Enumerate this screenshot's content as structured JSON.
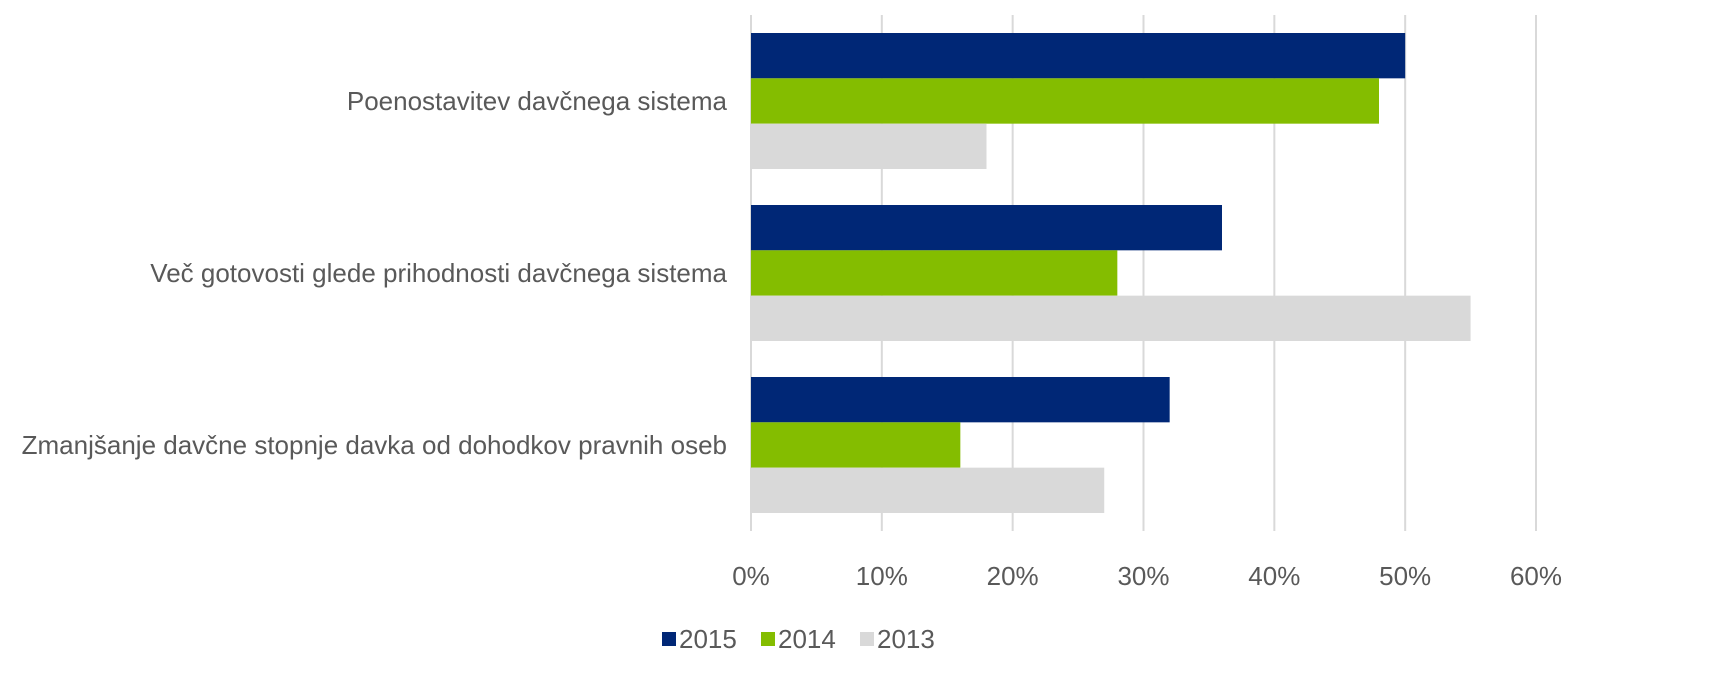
{
  "chart_data": {
    "type": "bar",
    "orientation": "horizontal",
    "categories": [
      "Poenostavitev davčnega sistema",
      "Več gotovosti glede prihodnosti davčnega sistema",
      "Zmanjšanje davčne stopnje davka od dohodkov pravnih oseb"
    ],
    "series": [
      {
        "name": "2015",
        "color": "#002776",
        "values": [
          50,
          36,
          32
        ]
      },
      {
        "name": "2014",
        "color": "#84bd00",
        "values": [
          48,
          28,
          16
        ]
      },
      {
        "name": "2013",
        "color": "#d9d9d9",
        "values": [
          18,
          55,
          27
        ]
      }
    ],
    "xlim": [
      0,
      60
    ],
    "xticks": [
      {
        "value": 0,
        "label": "0%"
      },
      {
        "value": 10,
        "label": "10%"
      },
      {
        "value": 20,
        "label": "20%"
      },
      {
        "value": 30,
        "label": "30%"
      },
      {
        "value": 40,
        "label": "40%"
      },
      {
        "value": 50,
        "label": "50%"
      },
      {
        "value": 60,
        "label": "60%"
      }
    ],
    "grid": true,
    "legend": "bottom"
  }
}
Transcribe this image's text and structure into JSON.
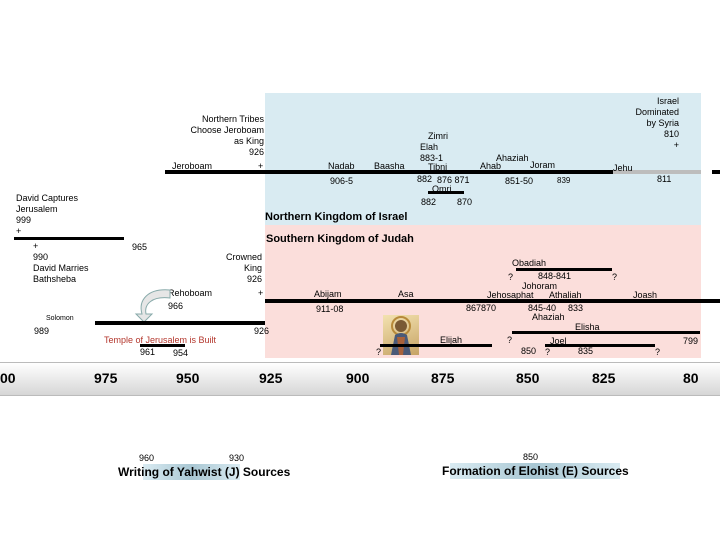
{
  "colors": {
    "north_region": "#d9ebf2",
    "south_region": "#fbdedb",
    "temple_text": "#b3362c"
  },
  "north_heading": "Northern Kingdom of Israel",
  "south_heading": "Southern Kingdom of Judah",
  "north": {
    "syria": [
      "Israel",
      "Dominated",
      "by Syria",
      "810",
      "+"
    ],
    "tribes": [
      "Northern Tribes",
      "Choose Jeroboam",
      "as King",
      "926"
    ],
    "jeroboam": "Jeroboam",
    "jeroboam_plus": "+",
    "nadab": "Nadab",
    "nadab_years": "906-5",
    "baasha": "Baasha",
    "zimri": "Zimri",
    "elah": "Elah",
    "elah_years": "883-1",
    "tibni": "Tibni",
    "years_882a": "882",
    "years_876": "876 871",
    "omri": "Omri",
    "years_882b": "882",
    "years_870": "870",
    "ahaziah": "Ahaziah",
    "ahab": "Ahab",
    "joram": "Joram",
    "years_851": "851-50",
    "years_839": "839",
    "jehu": "Jehu",
    "years_811": "811"
  },
  "south": {
    "david_captures": [
      "David Captures",
      "Jerusalem",
      "999",
      "+"
    ],
    "david_marries": [
      "+",
      "990",
      "David Marries",
      "Bathsheba"
    ],
    "years_965": "965",
    "crowned": [
      "Crowned",
      "King",
      "926"
    ],
    "crowned_plus": "+",
    "rehoboam": "Rehoboam",
    "rehoboam_years": "966",
    "solomon": "Solomon",
    "solomon_years": "989",
    "years_926": "926",
    "temple": "Temple of Jerusalem is Built",
    "years_961": "961",
    "years_954": "954",
    "abijam": "Abijam",
    "abijam_years": "911-08",
    "asa": "Asa",
    "q1": "?",
    "elijah": "Elijah",
    "obadiah": "Obadiah",
    "q2": "?",
    "years_848": "848-841",
    "q3": "?",
    "johoram": "Johoram",
    "jehosaphat": "Jehosaphat",
    "athaliah": "Athaliah",
    "joash": "Joash",
    "years_867": "867870",
    "years_845": "845-40",
    "years_833": "833",
    "ahaziah_s": "Ahaziah",
    "elisha": "Elisha",
    "q4": "?",
    "joel": "Joel",
    "years_799": "799",
    "years_850": "850",
    "q5": "?",
    "years_835": "835",
    "q6": "?"
  },
  "axis": [
    "00",
    "975",
    "950",
    "925",
    "900",
    "875",
    "850",
    "825",
    "80"
  ],
  "sources": {
    "j_start": "960",
    "j_end": "930",
    "j_label": "Writing of Yahwist (J) Sources",
    "e_date": "850",
    "e_label": "Formation of Elohist (E) Sources"
  }
}
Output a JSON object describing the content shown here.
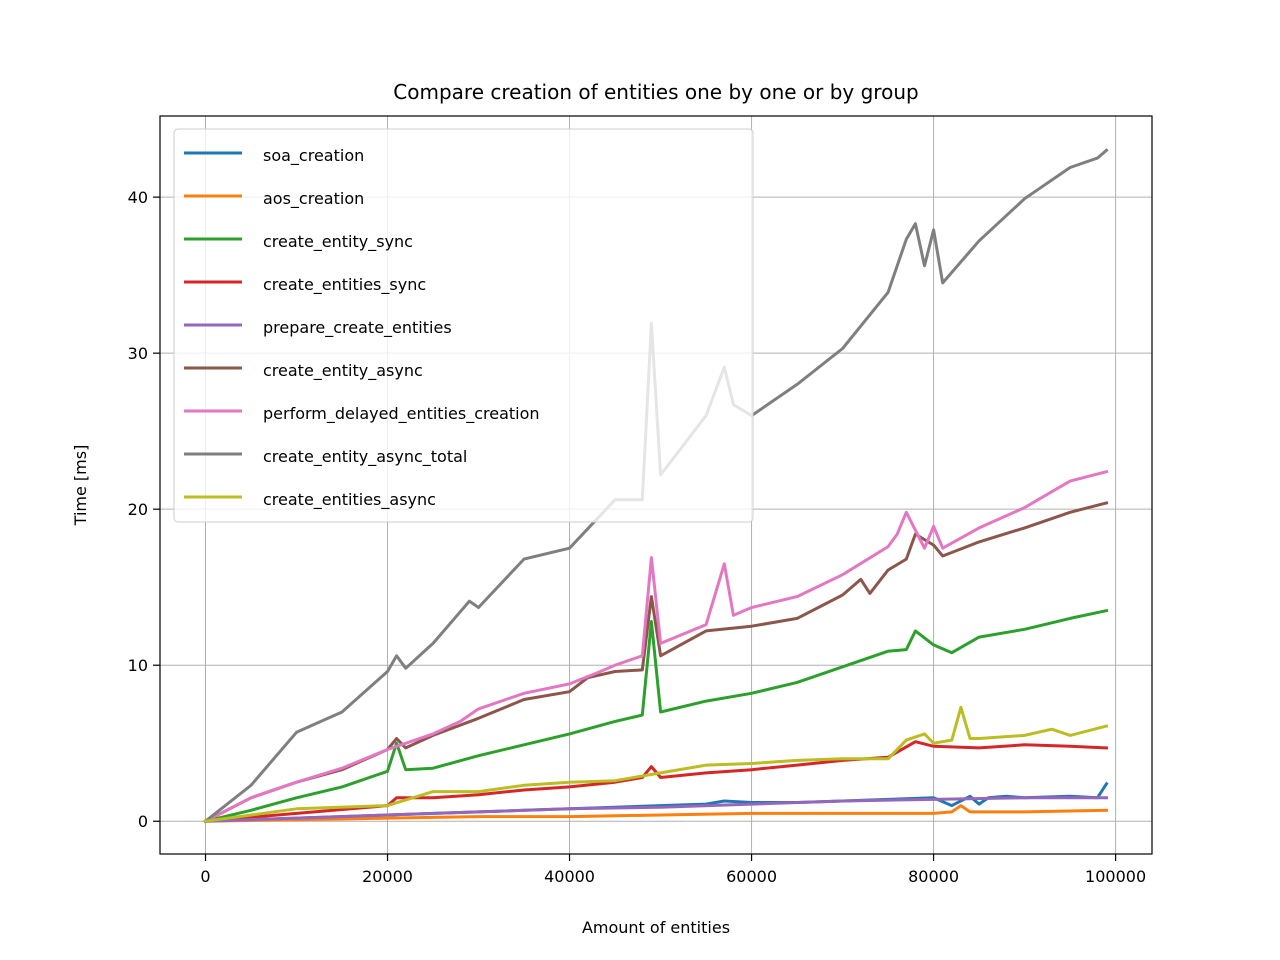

- [Task to complete] Repeat the material above verbatim. Leave the pictures behind.

- [Written answer]
Enumerate this screenshot's content as structured JSON.
{
  "chart_data": {
    "type": "bar",
    "orientation": "horizontal",
    "categories": [
      "Poenostavitev davčnega sistema",
      "Več gotovosti glede prihodnosti davčnega sistema",
      "Zmanjšanje davčne stopnje davka od dohodkov pravnih oseb"
    ],
    "series": [
      {
        "name": "2015",
        "color": "#002776",
        "values": [
          50,
          36,
          32
        ]
      },
      {
        "name": "2014",
        "color": "#84bd00",
        "values": [
          48,
          28,
          16
        ]
      },
      {
        "name": "2013",
        "color": "#d9d9d9",
        "values": [
          18,
          55,
          27
        ]
      }
    ],
    "xlim": [
      0,
      60
    ],
    "xticks": [
      {
        "value": 0,
        "label": "0%"
      },
      {
        "value": 10,
        "label": "10%"
      },
      {
        "value": 20,
        "label": "20%"
      },
      {
        "value": 30,
        "label": "30%"
      },
      {
        "value": 40,
        "label": "40%"
      },
      {
        "value": 50,
        "label": "50%"
      },
      {
        "value": 60,
        "label": "60%"
      }
    ],
    "grid": true,
    "legend": "bottom"
  }
}
Transcribe this image's text and structure into JSON.
{
  "colors": {
    "north_region": "#d9ebf2",
    "south_region": "#fbdedb",
    "temple_text": "#b3362c"
  },
  "north_heading": "Northern Kingdom of Israel",
  "south_heading": "Southern Kingdom of Judah",
  "north": {
    "syria": [
      "Israel",
      "Dominated",
      "by Syria",
      "810",
      "+"
    ],
    "tribes": [
      "Northern Tribes",
      "Choose Jeroboam",
      "as King",
      "926"
    ],
    "jeroboam": "Jeroboam",
    "jeroboam_plus": "+",
    "nadab": "Nadab",
    "nadab_years": "906-5",
    "baasha": "Baasha",
    "zimri": "Zimri",
    "elah": "Elah",
    "elah_years": "883-1",
    "tibni": "Tibni",
    "years_882a": "882",
    "years_876": "876 871",
    "omri": "Omri",
    "years_882b": "882",
    "years_870": "870",
    "ahaziah": "Ahaziah",
    "ahab": "Ahab",
    "joram": "Joram",
    "years_851": "851-50",
    "years_839": "839",
    "jehu": "Jehu",
    "years_811": "811"
  },
  "south": {
    "david_captures": [
      "David Captures",
      "Jerusalem",
      "999",
      "+"
    ],
    "david_marries": [
      "+",
      "990",
      "David Marries",
      "Bathsheba"
    ],
    "years_965": "965",
    "crowned": [
      "Crowned",
      "King",
      "926"
    ],
    "crowned_plus": "+",
    "rehoboam": "Rehoboam",
    "rehoboam_years": "966",
    "solomon": "Solomon",
    "solomon_years": "989",
    "years_926": "926",
    "temple": "Temple of Jerusalem is Built",
    "years_961": "961",
    "years_954": "954",
    "abijam": "Abijam",
    "abijam_years": "911-08",
    "asa": "Asa",
    "q1": "?",
    "elijah": "Elijah",
    "obadiah": "Obadiah",
    "q2": "?",
    "years_848": "848-841",
    "q3": "?",
    "johoram": "Johoram",
    "jehosaphat": "Jehosaphat",
    "athaliah": "Athaliah",
    "joash": "Joash",
    "years_867": "867870",
    "years_845": "845-40",
    "years_833": "833",
    "ahaziah_s": "Ahaziah",
    "elisha": "Elisha",
    "q4": "?",
    "joel": "Joel",
    "years_799": "799",
    "years_850": "850",
    "q5": "?",
    "years_835": "835",
    "q6": "?"
  },
  "axis": [
    "00",
    "975",
    "950",
    "925",
    "900",
    "875",
    "850",
    "825",
    "80"
  ],
  "sources": {
    "j_start": "960",
    "j_end": "930",
    "j_label": "Writing of Yahwist (J) Sources",
    "e_date": "850",
    "e_label": "Formation of Elohist (E) Sources"
  }
}
Output a JSON object describing the content shown here.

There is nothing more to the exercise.